What is asked:
Tell how many lines carry the word "your"; the reply is the number and nothing else.

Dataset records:

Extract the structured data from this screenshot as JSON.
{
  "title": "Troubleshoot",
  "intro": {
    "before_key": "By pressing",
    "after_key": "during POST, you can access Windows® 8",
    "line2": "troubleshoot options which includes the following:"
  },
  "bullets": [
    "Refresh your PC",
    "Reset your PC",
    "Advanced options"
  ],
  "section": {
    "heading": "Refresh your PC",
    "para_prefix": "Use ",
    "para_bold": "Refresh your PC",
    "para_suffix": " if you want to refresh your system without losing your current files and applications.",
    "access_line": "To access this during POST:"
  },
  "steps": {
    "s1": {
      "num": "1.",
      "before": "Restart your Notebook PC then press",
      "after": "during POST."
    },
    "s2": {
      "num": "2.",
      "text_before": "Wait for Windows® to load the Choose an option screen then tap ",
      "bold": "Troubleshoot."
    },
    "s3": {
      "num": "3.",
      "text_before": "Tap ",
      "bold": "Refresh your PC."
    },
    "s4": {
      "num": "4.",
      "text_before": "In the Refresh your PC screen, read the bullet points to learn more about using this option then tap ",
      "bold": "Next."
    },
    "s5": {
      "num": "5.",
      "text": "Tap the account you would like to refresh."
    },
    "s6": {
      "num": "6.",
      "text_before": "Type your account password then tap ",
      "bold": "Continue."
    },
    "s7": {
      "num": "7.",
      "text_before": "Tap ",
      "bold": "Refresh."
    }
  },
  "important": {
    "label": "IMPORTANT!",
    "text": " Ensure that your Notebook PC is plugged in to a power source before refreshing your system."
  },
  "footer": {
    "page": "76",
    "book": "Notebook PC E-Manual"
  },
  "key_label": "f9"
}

...

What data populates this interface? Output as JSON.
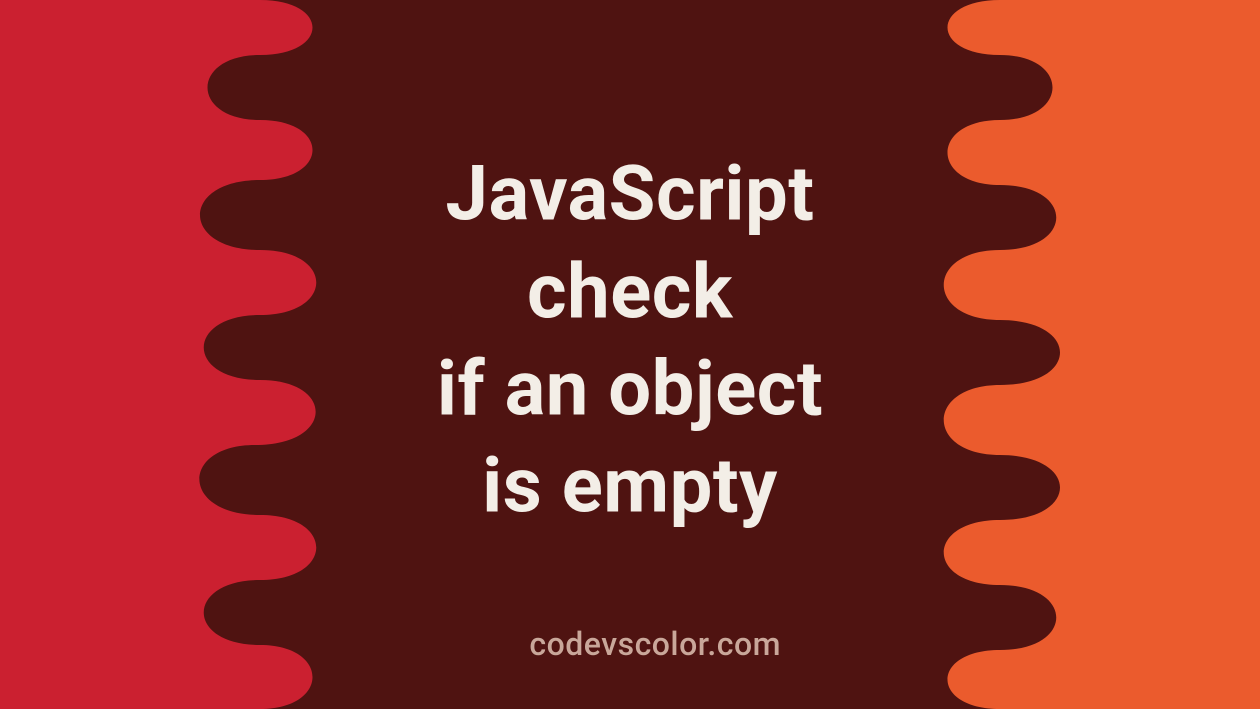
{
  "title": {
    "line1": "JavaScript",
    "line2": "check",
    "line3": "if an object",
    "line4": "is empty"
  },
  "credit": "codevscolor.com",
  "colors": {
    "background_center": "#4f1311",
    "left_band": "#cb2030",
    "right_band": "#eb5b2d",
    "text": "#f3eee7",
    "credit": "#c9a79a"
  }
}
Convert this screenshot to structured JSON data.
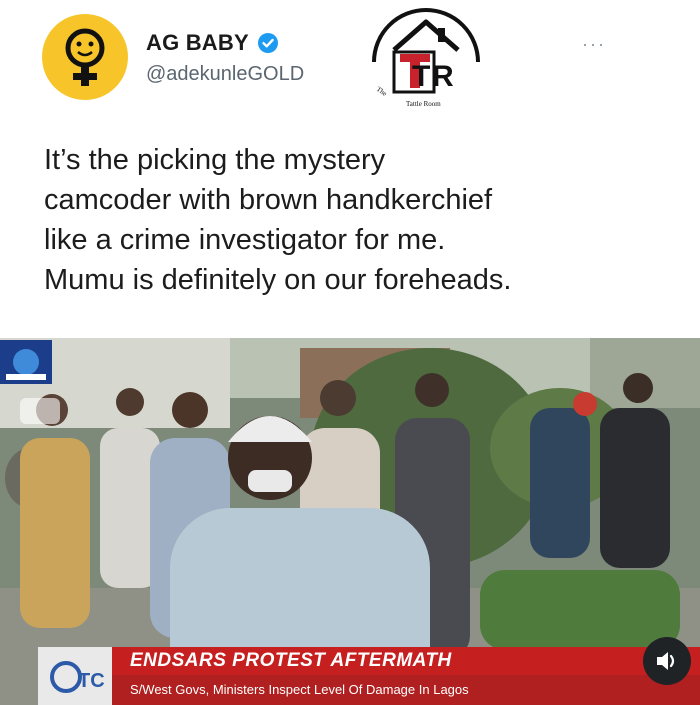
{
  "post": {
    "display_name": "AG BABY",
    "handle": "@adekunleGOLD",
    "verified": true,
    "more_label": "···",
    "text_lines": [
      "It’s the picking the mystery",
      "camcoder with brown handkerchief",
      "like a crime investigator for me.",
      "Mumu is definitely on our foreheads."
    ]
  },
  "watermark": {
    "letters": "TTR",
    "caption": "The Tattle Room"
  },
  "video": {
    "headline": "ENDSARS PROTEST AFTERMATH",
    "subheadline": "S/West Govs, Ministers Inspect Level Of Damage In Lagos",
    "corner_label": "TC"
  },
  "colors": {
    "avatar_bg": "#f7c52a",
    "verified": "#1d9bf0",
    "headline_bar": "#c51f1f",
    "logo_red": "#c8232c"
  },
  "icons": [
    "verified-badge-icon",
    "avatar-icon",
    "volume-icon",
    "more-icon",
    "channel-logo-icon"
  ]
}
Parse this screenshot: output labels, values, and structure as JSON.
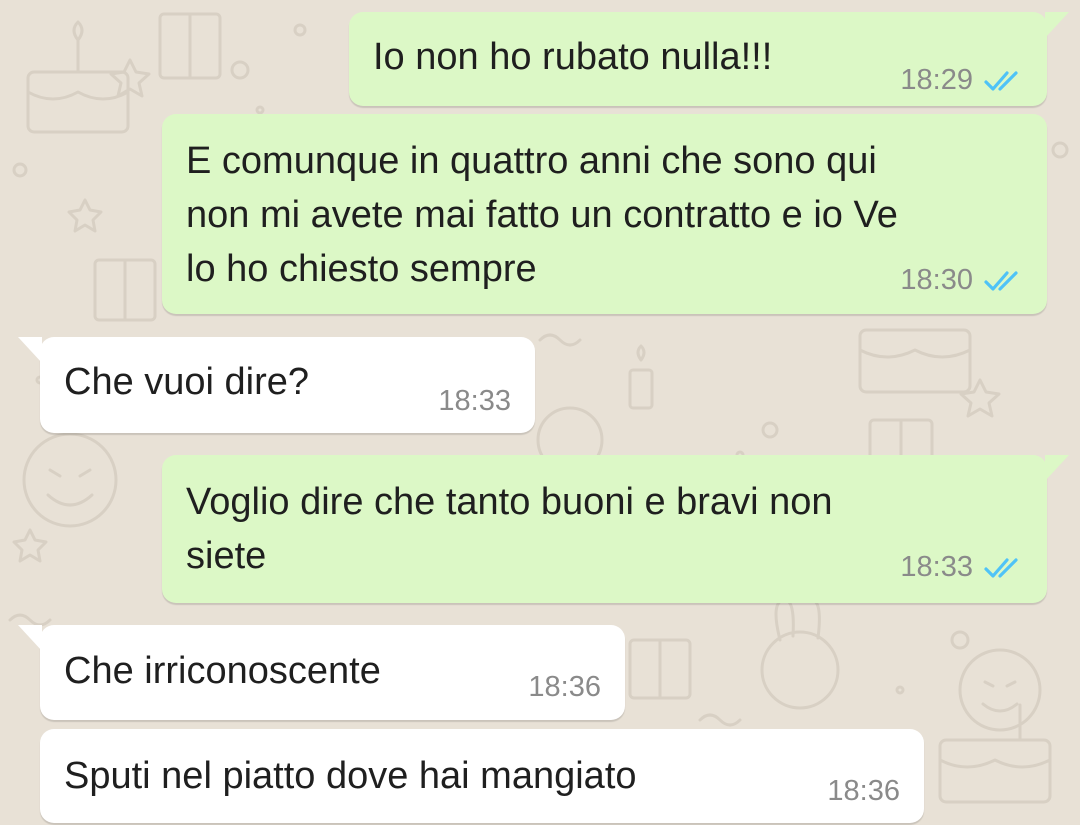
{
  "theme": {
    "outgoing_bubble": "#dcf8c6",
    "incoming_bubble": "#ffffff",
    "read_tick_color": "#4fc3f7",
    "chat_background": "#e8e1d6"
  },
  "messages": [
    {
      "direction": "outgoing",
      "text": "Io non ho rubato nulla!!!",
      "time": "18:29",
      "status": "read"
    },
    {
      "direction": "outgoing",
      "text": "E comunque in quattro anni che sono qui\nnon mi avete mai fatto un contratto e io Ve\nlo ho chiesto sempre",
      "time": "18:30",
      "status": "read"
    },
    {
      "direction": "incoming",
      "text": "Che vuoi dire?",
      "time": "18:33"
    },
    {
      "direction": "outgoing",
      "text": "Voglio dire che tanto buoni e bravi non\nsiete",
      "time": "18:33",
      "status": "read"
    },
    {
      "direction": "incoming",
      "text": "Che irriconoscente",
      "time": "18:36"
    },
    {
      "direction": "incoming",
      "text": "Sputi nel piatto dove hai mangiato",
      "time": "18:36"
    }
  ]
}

Response to the task:
10